Task goal: Without the pictures, print each of the records below exactly as it appears.

── Supplied material

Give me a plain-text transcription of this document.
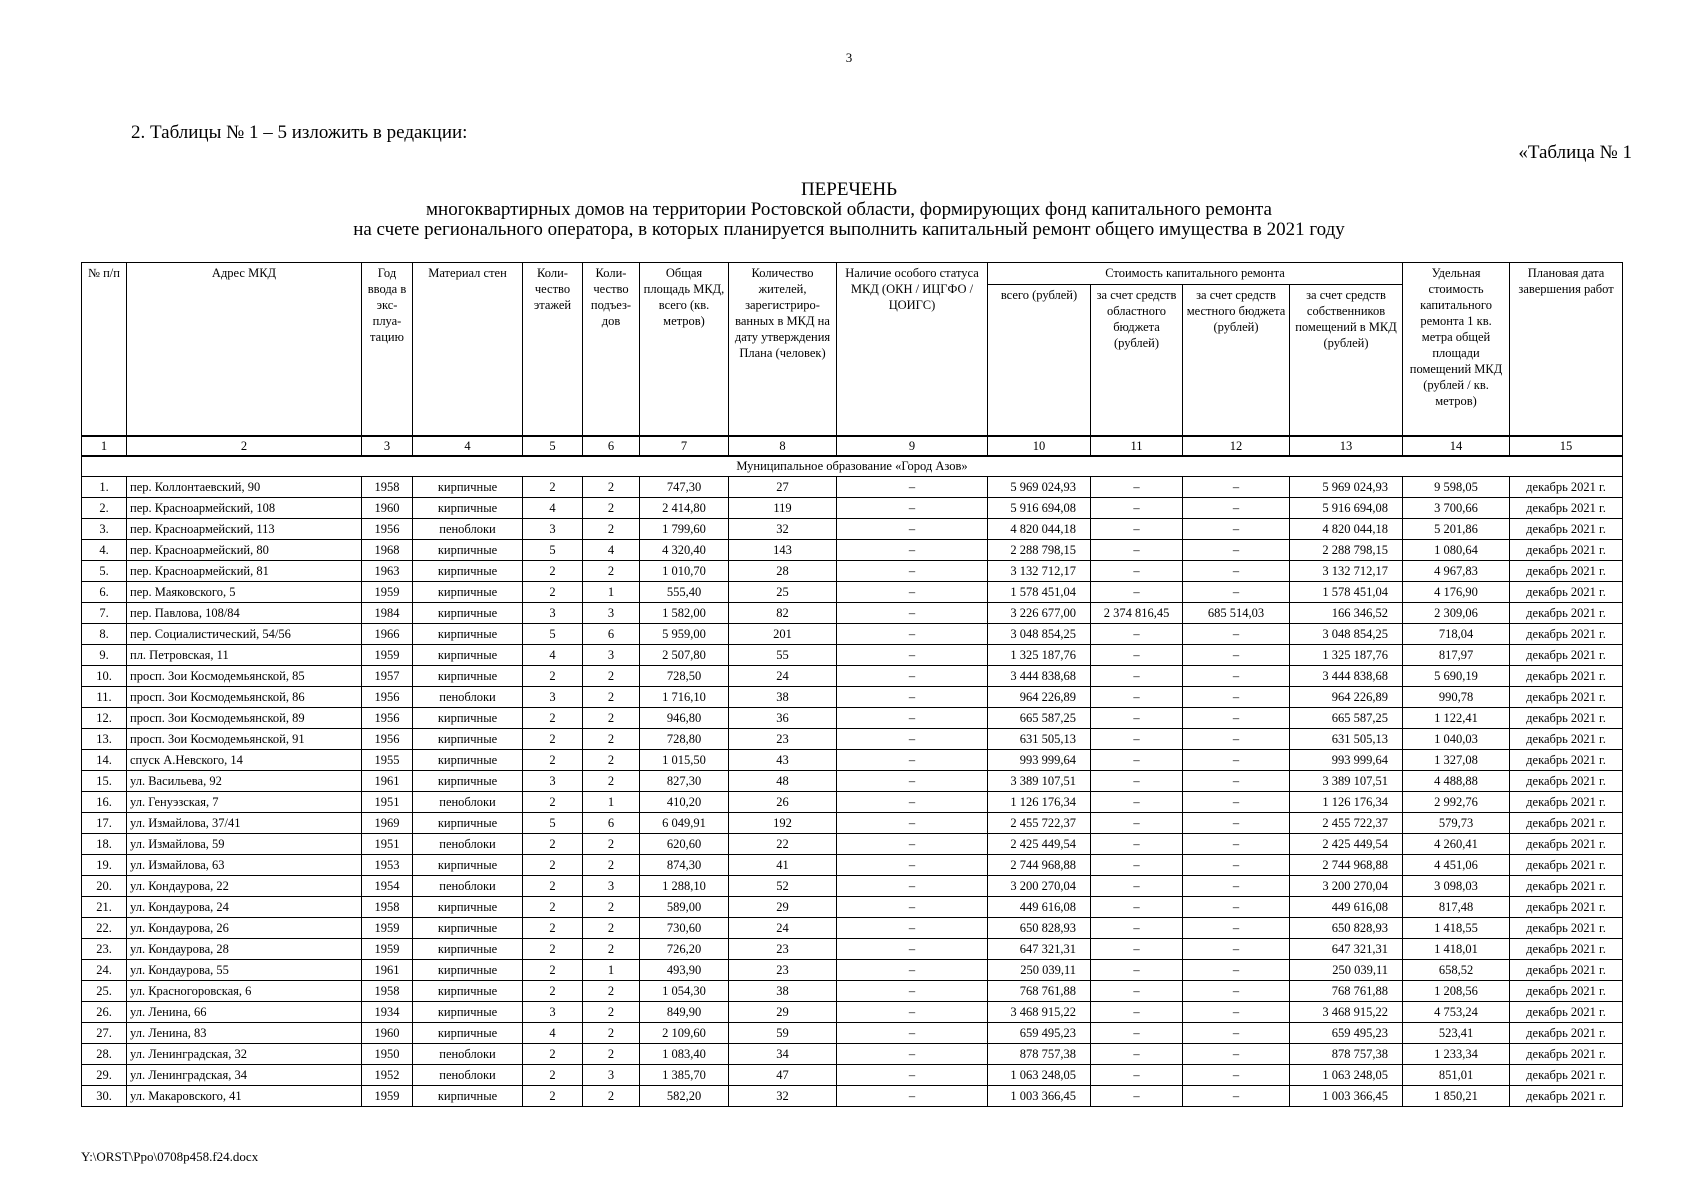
3
2. Таблицы № 1 – 5 изложить в редакции:
«Таблица № 1
ПЕРЕЧЕНЬ
многоквартирных домов на территории Ростовской области, формирующих фонд капитального ремонта
на счете регионального оператора, в которых планируется выполнить капитальный ремонт общего имущества в 2021 году
№ п/п	Адрес МКД	Год ввода в экс-плуа-тацию	Материал стен	Коли-чество этажей	Коли-чество подъез-дов	Общая площадь МКД, всего (кв. метров)	Количество жителей, зарегистриро-ванных в МКД на дату утверждения Плана (человек)	Наличие особого статуса МКД (ОКН / ИЦГФО / ЦОИГС)	Стоимость капитального ремонта				Удельная стоимость капитального ремонта 1 кв. метра общей площади помещений МКД (рублей / кв. метров)	Плановая дата завершения работ
									всего (рублей)	за счет средств областного бюджета (рублей)	за счет средств местного бюджета (рублей)	за счет средств собственников помещений в МКД (рублей)		
1	2	3	4	5	6	7	8	9	10	11	12	13	14	15
Муниципальное образование «Город Азов»														
1.	пер. Коллонтаевский, 90	1958	кирпичные	2	2	747,30	27	–	5 969 024,93	–	–	5 969 024,93	9 598,05	декабрь 2021 г.
2.	пер. Красноармейский, 108	1960	кирпичные	4	2	2 414,80	119	–	5 916 694,08	–	–	5 916 694,08	3 700,66	декабрь 2021 г.
3.	пер. Красноармейский, 113	1956	пеноблоки	3	2	1 799,60	32	–	4 820 044,18	–	–	4 820 044,18	5 201,86	декабрь 2021 г.
4.	пер. Красноармейский, 80	1968	кирпичные	5	4	4 320,40	143	–	2 288 798,15	–	–	2 288 798,15	1 080,64	декабрь 2021 г.
5.	пер. Красноармейский, 81	1963	кирпичные	2	2	1 010,70	28	–	3 132 712,17	–	–	3 132 712,17	4 967,83	декабрь 2021 г.
6.	пер. Маяковского, 5	1959	кирпичные	2	1	555,40	25	–	1 578 451,04	–	–	1 578 451,04	4 176,90	декабрь 2021 г.
7.	пер. Павлова, 108/84	1984	кирпичные	3	3	1 582,00	82	–	3 226 677,00	2 374 816,45	685 514,03	166 346,52	2 309,06	декабрь 2021 г.
8.	пер. Социалистический, 54/56	1966	кирпичные	5	6	5 959,00	201	–	3 048 854,25	–	–	3 048 854,25	718,04	декабрь 2021 г.
9.	пл. Петровская, 11	1959	кирпичные	4	3	2 507,80	55	–	1 325 187,76	–	–	1 325 187,76	817,97	декабрь 2021 г.
10.	просп. Зои Космодемьянской, 85	1957	кирпичные	2	2	728,50	24	–	3 444 838,68	–	–	3 444 838,68	5 690,19	декабрь 2021 г.
11.	просп. Зои Космодемьянской, 86	1956	пеноблоки	3	2	1 716,10	38	–	964 226,89	–	–	964 226,89	990,78	декабрь 2021 г.
12.	просп. Зои Космодемьянской, 89	1956	кирпичные	2	2	946,80	36	–	665 587,25	–	–	665 587,25	1 122,41	декабрь 2021 г.
13.	просп. Зои Космодемьянской, 91	1956	кирпичные	2	2	728,80	23	–	631 505,13	–	–	631 505,13	1 040,03	декабрь 2021 г.
14.	спуск А.Невского, 14	1955	кирпичные	2	2	1 015,50	43	–	993 999,64	–	–	993 999,64	1 327,08	декабрь 2021 г.
15.	ул. Васильева, 92	1961	кирпичные	3	2	827,30	48	–	3 389 107,51	–	–	3 389 107,51	4 488,88	декабрь 2021 г.
16.	ул. Генуэзская, 7	1951	пеноблоки	2	1	410,20	26	–	1 126 176,34	–	–	1 126 176,34	2 992,76	декабрь 2021 г.
17.	ул. Измайлова, 37/41	1969	кирпичные	5	6	6 049,91	192	–	2 455 722,37	–	–	2 455 722,37	579,73	декабрь 2021 г.
18.	ул. Измайлова, 59	1951	пеноблоки	2	2	620,60	22	–	2 425 449,54	–	–	2 425 449,54	4 260,41	декабрь 2021 г.
19.	ул. Измайлова, 63	1953	кирпичные	2	2	874,30	41	–	2 744 968,88	–	–	2 744 968,88	4 451,06	декабрь 2021 г.
20.	ул. Кондаурова, 22	1954	пеноблоки	2	3	1 288,10	52	–	3 200 270,04	–	–	3 200 270,04	3 098,03	декабрь 2021 г.
21.	ул. Кондаурова, 24	1958	кирпичные	2	2	589,00	29	–	449 616,08	–	–	449 616,08	817,48	декабрь 2021 г.
22.	ул. Кондаурова, 26	1959	кирпичные	2	2	730,60	24	–	650 828,93	–	–	650 828,93	1 418,55	декабрь 2021 г.
23.	ул. Кондаурова, 28	1959	кирпичные	2	2	726,20	23	–	647 321,31	–	–	647 321,31	1 418,01	декабрь 2021 г.
24.	ул. Кондаурова, 55	1961	кирпичные	2	1	493,90	23	–	250 039,11	–	–	250 039,11	658,52	декабрь 2021 г.
25.	ул. Красногоровская, 6	1958	кирпичные	2	2	1 054,30	38	–	768 761,88	–	–	768 761,88	1 208,56	декабрь 2021 г.
26.	ул. Ленина, 66	1934	кирпичные	3	2	849,90	29	–	3 468 915,22	–	–	3 468 915,22	4 753,24	декабрь 2021 г.
27.	ул. Ленина, 83	1960	кирпичные	4	2	2 109,60	59	–	659 495,23	–	–	659 495,23	523,41	декабрь 2021 г.
28.	ул. Ленинградская, 32	1950	пеноблоки	2	2	1 083,40	34	–	878 757,38	–	–	878 757,38	1 233,34	декабрь 2021 г.
29.	ул. Ленинградская, 34	1952	пеноблоки	2	3	1 385,70	47	–	1 063 248,05	–	–	1 063 248,05	851,01	декабрь 2021 г.
30.	ул. Макаровского, 41	1959	кирпичные	2	2	582,20	32	–	1 003 366,45	–	–	1 003 366,45	1 850,21	декабрь 2021 г.
Y:\ORST\Ppo\0708p458.f24.docx
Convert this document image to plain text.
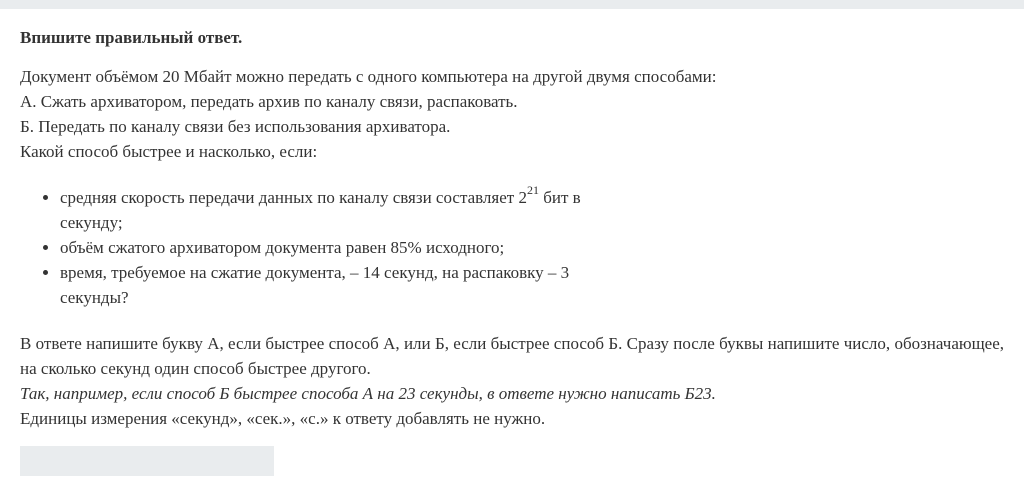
Впишите правильный ответ.

Документ объёмом 20 Мбайт можно передать с одного компьютера на другой двумя способами:

А. Сжать архиватором, передать архив по каналу связи, распаковать.

Б. Передать по каналу связи без использования архиватора.

Какой способ быстрее и насколько, если:

• средняя скорость передачи данных по каналу связи составляет $2^{21}$ бит в секунду;
• объём сжатого архиватором документа равен 85% исходного;
• время, требуемое на сжатие документа, – 14 секунд, на распаковку – 3 секунды?

В ответе напишите букву А, если быстрее способ А, или Б, если быстрее способ Б. Сразу после буквы напишите число, обозначающее, на сколько секунд один способ быстрее другого.

Так, например, если способ Б быстрее способа А на 23 секунды, в ответе нужно написать Б23.

Единицы измерения «секунд», «сек.», «с.» к ответу добавлять не нужно.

────

Answer to the problem:
Give me a plain-text transcription of this document.
3
2. Таблицы № 1 – 5 изложить в редакции:
«Таблица № 1
ПЕРЕЧЕНЬ
многоквартирных домов на территории Ростовской области, формирующих фонд капитального ремонта
на счете регионального оператора, в которых планируется выполнить капитальный ремонт общего имущества в 2021 году
№ п/п	Адрес МКД	Год ввода в экс-плуа-тацию	Материал стен	Коли-чество этажей	Коли-чество подъез-дов	Общая площадь МКД, всего (кв. метров)	Количество жителей, зарегистриро-ванных в МКД на дату утверждения Плана (человек)	Наличие особого статуса МКД (ОКН / ИЦГФО / ЦОИГС)	Стоимость капитального ремонта				Удельная стоимость капитального ремонта 1 кв. метра общей площади помещений МКД (рублей / кв. метров)	Плановая дата завершения работ
									всего (рублей)	за счет средств областного бюджета (рублей)	за счет средств местного бюджета (рублей)	за счет средств собственников помещений в МКД (рублей)		
1	2	3	4	5	6	7	8	9	10	11	12	13	14	15
Муниципальное образование «Город Азов»														
1.	пер. Коллонтаевский, 90	1958	кирпичные	2	2	747,30	27	–	5 969 024,93	–	–	5 969 024,93	9 598,05	декабрь 2021 г.
2.	пер. Красноармейский, 108	1960	кирпичные	4	2	2 414,80	119	–	5 916 694,08	–	–	5 916 694,08	3 700,66	декабрь 2021 г.
3.	пер. Красноармейский, 113	1956	пеноблоки	3	2	1 799,60	32	–	4 820 044,18	–	–	4 820 044,18	5 201,86	декабрь 2021 г.
4.	пер. Красноармейский, 80	1968	кирпичные	5	4	4 320,40	143	–	2 288 798,15	–	–	2 288 798,15	1 080,64	декабрь 2021 г.
5.	пер. Красноармейский, 81	1963	кирпичные	2	2	1 010,70	28	–	3 132 712,17	–	–	3 132 712,17	4 967,83	декабрь 2021 г.
6.	пер. Маяковского, 5	1959	кирпичные	2	1	555,40	25	–	1 578 451,04	–	–	1 578 451,04	4 176,90	декабрь 2021 г.
7.	пер. Павлова, 108/84	1984	кирпичные	3	3	1 582,00	82	–	3 226 677,00	2 374 816,45	685 514,03	166 346,52	2 309,06	декабрь 2021 г.
8.	пер. Социалистический, 54/56	1966	кирпичные	5	6	5 959,00	201	–	3 048 854,25	–	–	3 048 854,25	718,04	декабрь 2021 г.
9.	пл. Петровская, 11	1959	кирпичные	4	3	2 507,80	55	–	1 325 187,76	–	–	1 325 187,76	817,97	декабрь 2021 г.
10.	просп. Зои Космодемьянской, 85	1957	кирпичные	2	2	728,50	24	–	3 444 838,68	–	–	3 444 838,68	5 690,19	декабрь 2021 г.
11.	просп. Зои Космодемьянской, 86	1956	пеноблоки	3	2	1 716,10	38	–	964 226,89	–	–	964 226,89	990,78	декабрь 2021 г.
12.	просп. Зои Космодемьянской, 89	1956	кирпичные	2	2	946,80	36	–	665 587,25	–	–	665 587,25	1 122,41	декабрь 2021 г.
13.	просп. Зои Космодемьянской, 91	1956	кирпичные	2	2	728,80	23	–	631 505,13	–	–	631 505,13	1 040,03	декабрь 2021 г.
14.	спуск А.Невского, 14	1955	кирпичные	2	2	1 015,50	43	–	993 999,64	–	–	993 999,64	1 327,08	декабрь 2021 г.
15.	ул. Васильева, 92	1961	кирпичные	3	2	827,30	48	–	3 389 107,51	–	–	3 389 107,51	4 488,88	декабрь 2021 г.
16.	ул. Генуэзская, 7	1951	пеноблоки	2	1	410,20	26	–	1 126 176,34	–	–	1 126 176,34	2 992,76	декабрь 2021 г.
17.	ул. Измайлова, 37/41	1969	кирпичные	5	6	6 049,91	192	–	2 455 722,37	–	–	2 455 722,37	579,73	декабрь 2021 г.
18.	ул. Измайлова, 59	1951	пеноблоки	2	2	620,60	22	–	2 425 449,54	–	–	2 425 449,54	4 260,41	декабрь 2021 г.
19.	ул. Измайлова, 63	1953	кирпичные	2	2	874,30	41	–	2 744 968,88	–	–	2 744 968,88	4 451,06	декабрь 2021 г.
20.	ул. Кондаурова, 22	1954	пеноблоки	2	3	1 288,10	52	–	3 200 270,04	–	–	3 200 270,04	3 098,03	декабрь 2021 г.
21.	ул. Кондаурова, 24	1958	кирпичные	2	2	589,00	29	–	449 616,08	–	–	449 616,08	817,48	декабрь 2021 г.
22.	ул. Кондаурова, 26	1959	кирпичные	2	2	730,60	24	–	650 828,93	–	–	650 828,93	1 418,55	декабрь 2021 г.
23.	ул. Кондаурова, 28	1959	кирпичные	2	2	726,20	23	–	647 321,31	–	–	647 321,31	1 418,01	декабрь 2021 г.
24.	ул. Кондаурова, 55	1961	кирпичные	2	1	493,90	23	–	250 039,11	–	–	250 039,11	658,52	декабрь 2021 г.
25.	ул. Красногоровская, 6	1958	кирпичные	2	2	1 054,30	38	–	768 761,88	–	–	768 761,88	1 208,56	декабрь 2021 г.
26.	ул. Ленина, 66	1934	кирпичные	3	2	849,90	29	–	3 468 915,22	–	–	3 468 915,22	4 753,24	декабрь 2021 г.
27.	ул. Ленина, 83	1960	кирпичные	4	2	2 109,60	59	–	659 495,23	–	–	659 495,23	523,41	декабрь 2021 г.
28.	ул. Ленинградская, 32	1950	пеноблоки	2	2	1 083,40	34	–	878 757,38	–	–	878 757,38	1 233,34	декабрь 2021 г.
29.	ул. Ленинградская, 34	1952	пеноблоки	2	3	1 385,70	47	–	1 063 248,05	–	–	1 063 248,05	851,01	декабрь 2021 г.
30.	ул. Макаровского, 41	1959	кирпичные	2	2	582,20	32	–	1 003 366,45	–	–	1 003 366,45	1 850,21	декабрь 2021 г.
Y:\ORST\Ppo\0708p458.f24.docx
Convert this document image to plain text.
Впишите правильный ответ.

Документ объёмом 20 Мбайт можно передать с одного компьютера на другой двумя способами:

А. Сжать архиватором, передать архив по каналу связи, распаковать.

Б. Передать по каналу связи без использования архиватора.

Какой способ быстрее и насколько, если:

• средняя скорость передачи данных по каналу связи составляет $2^{21}$ бит в секунду;
• объём сжатого архиватором документа равен 85% исходного;
• время, требуемое на сжатие документа, – 14 секунд, на распаковку – 3 секунды?

В ответе напишите букву А, если быстрее способ А, или Б, если быстрее способ Б. Сразу после буквы напишите число, обозначающее, на сколько секунд один способ быстрее другого.

Так, например, если способ Б быстрее способа А на 23 секунды, в ответе нужно написать Б23.

Единицы измерения «секунд», «сек.», «с.» к ответу добавлять не нужно.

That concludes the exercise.